Lift every line from the entries that includes the word "invali".

>> START TASK INPUT

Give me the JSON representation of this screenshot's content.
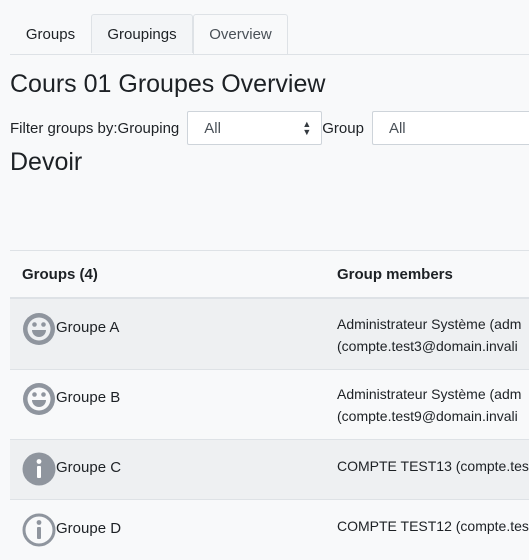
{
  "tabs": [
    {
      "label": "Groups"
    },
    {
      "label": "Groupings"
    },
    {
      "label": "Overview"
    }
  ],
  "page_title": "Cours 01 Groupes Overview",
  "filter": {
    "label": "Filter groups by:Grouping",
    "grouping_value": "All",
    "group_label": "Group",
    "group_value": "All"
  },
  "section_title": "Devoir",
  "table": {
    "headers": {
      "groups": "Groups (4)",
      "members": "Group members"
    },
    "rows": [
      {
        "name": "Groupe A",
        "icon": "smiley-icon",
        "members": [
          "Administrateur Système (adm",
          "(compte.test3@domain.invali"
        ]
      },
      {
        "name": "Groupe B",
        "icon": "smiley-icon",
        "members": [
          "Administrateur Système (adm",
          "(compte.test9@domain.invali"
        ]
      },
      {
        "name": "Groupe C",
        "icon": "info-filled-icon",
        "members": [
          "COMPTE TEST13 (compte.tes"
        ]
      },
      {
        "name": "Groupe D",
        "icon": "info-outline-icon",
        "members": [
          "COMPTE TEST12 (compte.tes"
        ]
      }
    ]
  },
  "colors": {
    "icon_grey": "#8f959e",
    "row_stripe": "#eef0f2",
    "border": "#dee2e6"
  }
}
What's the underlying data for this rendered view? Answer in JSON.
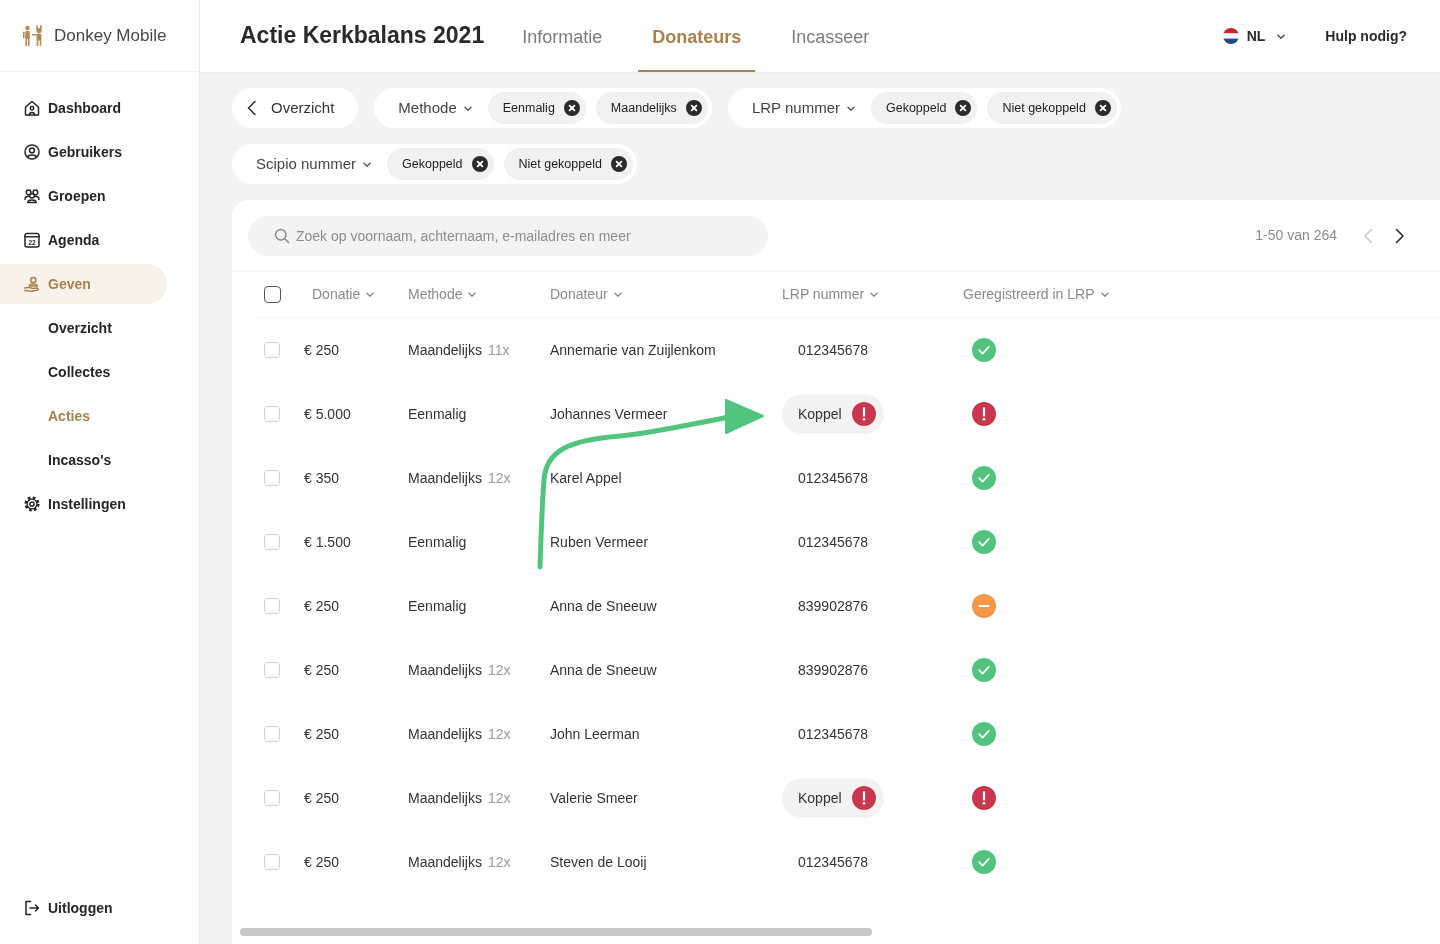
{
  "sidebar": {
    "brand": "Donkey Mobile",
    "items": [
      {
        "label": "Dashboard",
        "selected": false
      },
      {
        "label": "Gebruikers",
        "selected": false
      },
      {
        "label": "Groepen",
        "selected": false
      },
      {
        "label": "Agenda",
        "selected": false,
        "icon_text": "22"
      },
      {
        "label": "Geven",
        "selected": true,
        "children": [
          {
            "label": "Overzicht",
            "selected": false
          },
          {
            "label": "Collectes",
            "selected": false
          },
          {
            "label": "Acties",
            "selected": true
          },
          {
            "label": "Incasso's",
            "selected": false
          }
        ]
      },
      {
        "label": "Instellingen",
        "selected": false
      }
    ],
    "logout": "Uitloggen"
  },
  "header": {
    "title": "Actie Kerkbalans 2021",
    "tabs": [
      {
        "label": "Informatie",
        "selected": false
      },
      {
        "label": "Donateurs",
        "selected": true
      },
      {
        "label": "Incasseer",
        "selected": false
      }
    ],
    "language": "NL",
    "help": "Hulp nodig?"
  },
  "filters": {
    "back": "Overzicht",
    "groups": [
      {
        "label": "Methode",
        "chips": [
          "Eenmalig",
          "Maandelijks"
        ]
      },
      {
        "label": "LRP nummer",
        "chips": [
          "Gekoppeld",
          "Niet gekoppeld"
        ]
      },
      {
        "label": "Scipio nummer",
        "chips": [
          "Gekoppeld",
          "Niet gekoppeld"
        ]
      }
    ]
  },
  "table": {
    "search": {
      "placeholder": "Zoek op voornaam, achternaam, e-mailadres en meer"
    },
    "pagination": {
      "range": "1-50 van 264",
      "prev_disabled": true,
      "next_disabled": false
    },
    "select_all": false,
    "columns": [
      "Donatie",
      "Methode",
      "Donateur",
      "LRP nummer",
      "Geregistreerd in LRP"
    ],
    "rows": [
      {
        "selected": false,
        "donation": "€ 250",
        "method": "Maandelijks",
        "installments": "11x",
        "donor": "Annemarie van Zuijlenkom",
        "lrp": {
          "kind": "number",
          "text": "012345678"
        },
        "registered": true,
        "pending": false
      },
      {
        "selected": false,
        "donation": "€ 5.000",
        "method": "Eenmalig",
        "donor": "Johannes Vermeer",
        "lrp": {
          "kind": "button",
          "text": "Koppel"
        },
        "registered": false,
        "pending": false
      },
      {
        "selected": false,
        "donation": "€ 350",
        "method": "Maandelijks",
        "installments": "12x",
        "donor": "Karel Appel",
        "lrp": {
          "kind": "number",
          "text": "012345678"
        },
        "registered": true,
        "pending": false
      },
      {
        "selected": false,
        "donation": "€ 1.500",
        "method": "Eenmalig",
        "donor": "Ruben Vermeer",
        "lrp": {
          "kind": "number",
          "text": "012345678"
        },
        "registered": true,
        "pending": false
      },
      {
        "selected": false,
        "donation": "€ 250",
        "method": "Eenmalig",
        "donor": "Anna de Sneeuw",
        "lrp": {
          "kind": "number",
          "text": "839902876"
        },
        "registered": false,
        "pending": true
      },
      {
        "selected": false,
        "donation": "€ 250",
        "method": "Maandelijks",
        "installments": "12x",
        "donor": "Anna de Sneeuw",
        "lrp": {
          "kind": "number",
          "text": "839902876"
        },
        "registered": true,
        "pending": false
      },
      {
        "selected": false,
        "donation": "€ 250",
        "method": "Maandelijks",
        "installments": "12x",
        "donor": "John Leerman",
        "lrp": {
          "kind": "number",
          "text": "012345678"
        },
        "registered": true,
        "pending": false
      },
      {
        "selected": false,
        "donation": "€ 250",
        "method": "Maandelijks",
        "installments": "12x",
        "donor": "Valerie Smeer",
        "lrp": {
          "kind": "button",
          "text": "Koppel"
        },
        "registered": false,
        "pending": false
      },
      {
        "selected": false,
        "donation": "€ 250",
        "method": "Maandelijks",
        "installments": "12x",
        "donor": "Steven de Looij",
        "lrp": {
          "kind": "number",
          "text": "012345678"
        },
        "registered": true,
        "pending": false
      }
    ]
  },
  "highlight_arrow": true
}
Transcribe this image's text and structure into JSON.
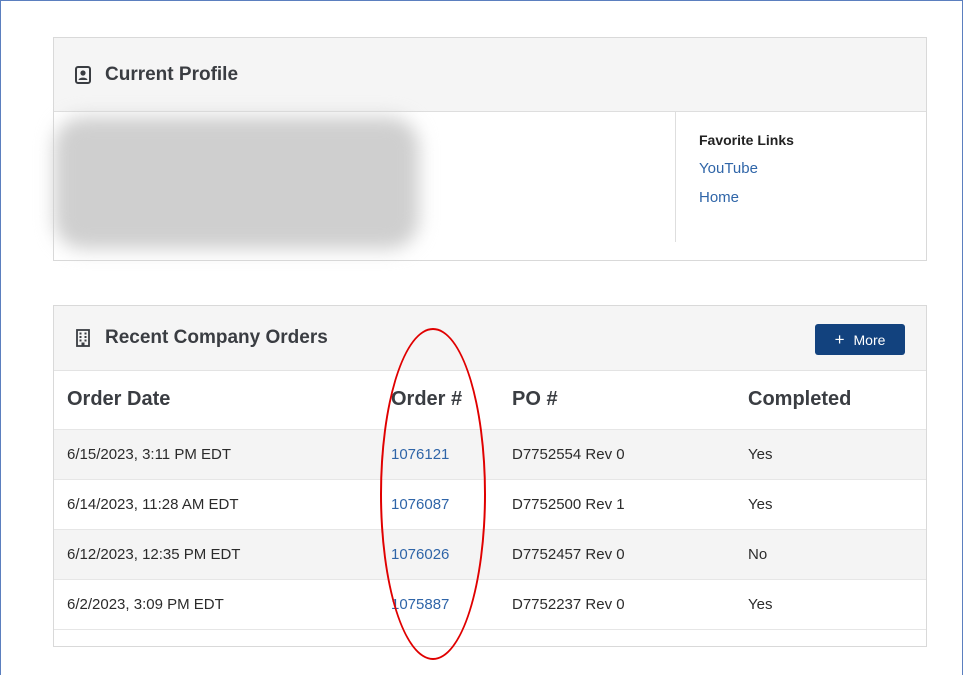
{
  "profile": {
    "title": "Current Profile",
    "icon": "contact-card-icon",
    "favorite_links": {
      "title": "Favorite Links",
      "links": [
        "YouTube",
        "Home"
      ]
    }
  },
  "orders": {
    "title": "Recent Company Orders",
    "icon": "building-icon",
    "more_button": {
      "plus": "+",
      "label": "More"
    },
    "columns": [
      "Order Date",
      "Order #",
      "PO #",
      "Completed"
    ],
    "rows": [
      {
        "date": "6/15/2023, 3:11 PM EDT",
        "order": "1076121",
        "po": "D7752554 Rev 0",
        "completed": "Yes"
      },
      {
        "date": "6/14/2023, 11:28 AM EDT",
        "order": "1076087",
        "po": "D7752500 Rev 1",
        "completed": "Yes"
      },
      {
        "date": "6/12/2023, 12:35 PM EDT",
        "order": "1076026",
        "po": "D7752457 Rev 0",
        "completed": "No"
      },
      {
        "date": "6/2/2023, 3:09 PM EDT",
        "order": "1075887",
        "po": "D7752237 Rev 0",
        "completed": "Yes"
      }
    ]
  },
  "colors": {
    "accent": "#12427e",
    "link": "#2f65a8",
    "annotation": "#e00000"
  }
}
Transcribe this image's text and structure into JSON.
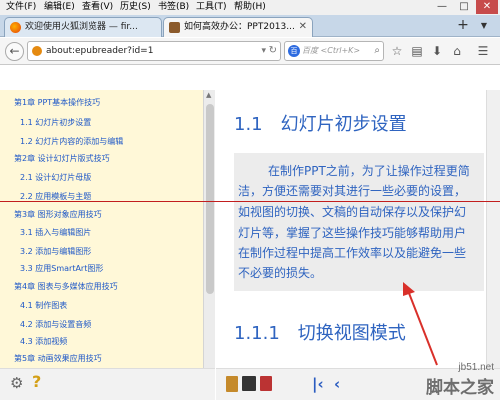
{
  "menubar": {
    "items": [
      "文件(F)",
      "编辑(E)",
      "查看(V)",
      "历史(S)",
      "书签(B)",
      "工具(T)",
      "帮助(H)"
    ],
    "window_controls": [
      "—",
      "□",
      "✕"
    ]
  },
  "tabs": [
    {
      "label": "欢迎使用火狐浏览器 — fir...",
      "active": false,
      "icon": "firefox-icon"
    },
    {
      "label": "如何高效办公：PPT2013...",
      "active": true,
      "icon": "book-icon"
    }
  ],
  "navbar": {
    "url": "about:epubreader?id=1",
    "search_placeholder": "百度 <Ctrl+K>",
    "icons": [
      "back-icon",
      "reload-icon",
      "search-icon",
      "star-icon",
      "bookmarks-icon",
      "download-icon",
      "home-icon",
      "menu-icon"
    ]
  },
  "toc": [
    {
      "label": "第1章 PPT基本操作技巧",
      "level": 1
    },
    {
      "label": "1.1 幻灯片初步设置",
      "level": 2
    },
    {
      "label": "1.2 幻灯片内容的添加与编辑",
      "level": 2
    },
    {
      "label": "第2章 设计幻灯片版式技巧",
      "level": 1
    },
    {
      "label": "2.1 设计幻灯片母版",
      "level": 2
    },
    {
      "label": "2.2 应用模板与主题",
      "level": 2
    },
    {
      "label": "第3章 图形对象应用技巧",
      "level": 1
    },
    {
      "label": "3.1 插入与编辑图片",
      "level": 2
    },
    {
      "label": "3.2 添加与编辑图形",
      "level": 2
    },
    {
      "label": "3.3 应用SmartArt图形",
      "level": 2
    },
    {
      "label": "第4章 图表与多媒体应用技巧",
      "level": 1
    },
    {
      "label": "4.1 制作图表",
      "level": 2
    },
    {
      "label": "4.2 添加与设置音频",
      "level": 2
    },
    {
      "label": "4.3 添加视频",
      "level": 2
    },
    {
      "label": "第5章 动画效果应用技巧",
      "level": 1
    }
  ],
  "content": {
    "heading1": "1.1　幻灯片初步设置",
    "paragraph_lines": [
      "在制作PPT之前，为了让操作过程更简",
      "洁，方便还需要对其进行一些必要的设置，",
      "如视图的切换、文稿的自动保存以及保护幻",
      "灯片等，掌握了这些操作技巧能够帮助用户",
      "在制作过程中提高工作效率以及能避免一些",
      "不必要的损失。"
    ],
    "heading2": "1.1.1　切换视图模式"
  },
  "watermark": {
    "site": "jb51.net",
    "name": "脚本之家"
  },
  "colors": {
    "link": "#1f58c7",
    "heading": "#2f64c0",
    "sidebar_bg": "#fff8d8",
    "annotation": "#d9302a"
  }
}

>> END TASK INPUT

| RIGHT ANSWER |
          "(compte.test3@domain.invali"
          "(compte.test9@domain.invali"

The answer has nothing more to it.